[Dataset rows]
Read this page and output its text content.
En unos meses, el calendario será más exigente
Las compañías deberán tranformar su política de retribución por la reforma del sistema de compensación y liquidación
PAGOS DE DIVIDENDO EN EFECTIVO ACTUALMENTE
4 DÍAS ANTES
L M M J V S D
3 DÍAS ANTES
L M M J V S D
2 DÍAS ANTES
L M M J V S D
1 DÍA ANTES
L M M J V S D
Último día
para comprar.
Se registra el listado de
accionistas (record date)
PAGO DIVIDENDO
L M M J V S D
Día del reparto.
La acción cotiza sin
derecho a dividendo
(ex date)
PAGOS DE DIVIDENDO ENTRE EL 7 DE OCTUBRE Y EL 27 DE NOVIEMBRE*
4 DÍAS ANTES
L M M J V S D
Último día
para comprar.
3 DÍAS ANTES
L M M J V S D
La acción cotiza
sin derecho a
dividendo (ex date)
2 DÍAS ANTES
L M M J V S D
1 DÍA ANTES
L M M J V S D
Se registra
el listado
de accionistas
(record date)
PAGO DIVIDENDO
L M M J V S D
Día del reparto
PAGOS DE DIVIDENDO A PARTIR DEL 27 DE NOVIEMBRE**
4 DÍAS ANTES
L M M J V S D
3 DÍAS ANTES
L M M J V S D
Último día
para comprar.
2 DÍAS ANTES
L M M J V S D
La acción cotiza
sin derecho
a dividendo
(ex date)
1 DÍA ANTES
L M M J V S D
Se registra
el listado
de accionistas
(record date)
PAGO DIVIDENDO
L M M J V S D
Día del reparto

- _Exercise task_: Looking at the listing above, how many of its lines contain the string "PAGOS"? Give the number alone.

- _Task solution_: 3